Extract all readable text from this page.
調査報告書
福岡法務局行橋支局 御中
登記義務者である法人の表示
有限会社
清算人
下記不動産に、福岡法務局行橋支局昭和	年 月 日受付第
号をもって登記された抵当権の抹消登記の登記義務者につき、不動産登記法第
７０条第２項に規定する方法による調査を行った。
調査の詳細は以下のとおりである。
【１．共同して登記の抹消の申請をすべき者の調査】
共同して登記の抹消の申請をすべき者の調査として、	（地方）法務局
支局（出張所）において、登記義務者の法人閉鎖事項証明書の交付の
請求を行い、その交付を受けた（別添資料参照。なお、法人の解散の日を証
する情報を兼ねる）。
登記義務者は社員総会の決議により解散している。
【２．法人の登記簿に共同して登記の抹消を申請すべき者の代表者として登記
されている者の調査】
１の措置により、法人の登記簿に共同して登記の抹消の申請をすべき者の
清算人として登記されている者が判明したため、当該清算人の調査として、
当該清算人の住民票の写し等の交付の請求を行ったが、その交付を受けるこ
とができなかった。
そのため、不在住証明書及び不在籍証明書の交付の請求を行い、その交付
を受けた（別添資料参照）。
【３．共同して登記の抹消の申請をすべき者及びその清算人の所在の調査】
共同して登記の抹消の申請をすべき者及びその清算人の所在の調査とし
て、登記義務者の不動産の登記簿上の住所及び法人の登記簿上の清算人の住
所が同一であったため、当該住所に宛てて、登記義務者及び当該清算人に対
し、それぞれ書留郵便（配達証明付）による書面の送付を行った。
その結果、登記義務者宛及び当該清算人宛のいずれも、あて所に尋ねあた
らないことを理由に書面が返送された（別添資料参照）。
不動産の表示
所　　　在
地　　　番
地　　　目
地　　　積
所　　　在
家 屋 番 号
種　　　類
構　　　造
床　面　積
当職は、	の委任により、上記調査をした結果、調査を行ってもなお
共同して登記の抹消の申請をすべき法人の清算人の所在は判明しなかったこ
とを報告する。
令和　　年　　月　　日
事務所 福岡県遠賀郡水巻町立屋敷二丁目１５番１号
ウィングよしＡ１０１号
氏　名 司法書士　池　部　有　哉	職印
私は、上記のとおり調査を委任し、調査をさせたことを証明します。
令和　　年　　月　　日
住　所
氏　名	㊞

» **Exercise goal**
Faithfully reproduce all of the records, character for character.

» **Answer to the exercise**
Extract all readable text from this page.
調査報告書
福岡法務局行橋支局 御中
登記義務者である法人の表示
有限会社
清算人
下記不動産に、福岡法務局行橋支局昭和	年 月 日受付第
号をもって登記された抵当権の抹消登記の登記義務者につき、不動産登記法第
７０条第２項に規定する方法による調査を行った。
調査の詳細は以下のとおりである。
【１．共同して登記の抹消の申請をすべき者の調査】
共同して登記の抹消の申請をすべき者の調査として、	（地方）法務局
支局（出張所）において、登記義務者の法人閉鎖事項証明書の交付の
請求を行い、その交付を受けた（別添資料参照。なお、法人の解散の日を証
する情報を兼ねる）。
登記義務者は社員総会の決議により解散している。
【２．法人の登記簿に共同して登記の抹消を申請すべき者の代表者として登記
されている者の調査】
１の措置により、法人の登記簿に共同して登記の抹消の申請をすべき者の
清算人として登記されている者が判明したため、当該清算人の調査として、
当該清算人の住民票の写し等の交付の請求を行ったが、その交付を受けるこ
とができなかった。
そのため、不在住証明書及び不在籍証明書の交付の請求を行い、その交付
を受けた（別添資料参照）。
【３．共同して登記の抹消の申請をすべき者及びその清算人の所在の調査】
共同して登記の抹消の申請をすべき者及びその清算人の所在の調査とし
て、登記義務者の不動産の登記簿上の住所及び法人の登記簿上の清算人の住
所が同一であったため、当該住所に宛てて、登記義務者及び当該清算人に対
し、それぞれ書留郵便（配達証明付）による書面の送付を行った。
その結果、登記義務者宛及び当該清算人宛のいずれも、あて所に尋ねあた
らないことを理由に書面が返送された（別添資料参照）。
不動産の表示
所　　　在
地　　　番
地　　　目
地　　　積
所　　　在
家 屋 番 号
種　　　類
構　　　造
床　面　積
当職は、	の委任により、上記調査をした結果、調査を行ってもなお
共同して登記の抹消の申請をすべき法人の清算人の所在は判明しなかったこ
とを報告する。
令和　　年　　月　　日
事務所 福岡県遠賀郡水巻町立屋敷二丁目１５番１号
ウィングよしＡ１０１号
氏　名 司法書士　池　部　有　哉	職印
私は、上記のとおり調査を委任し、調査をさせたことを証明します。
令和　　年　　月　　日
住　所
氏　名	㊞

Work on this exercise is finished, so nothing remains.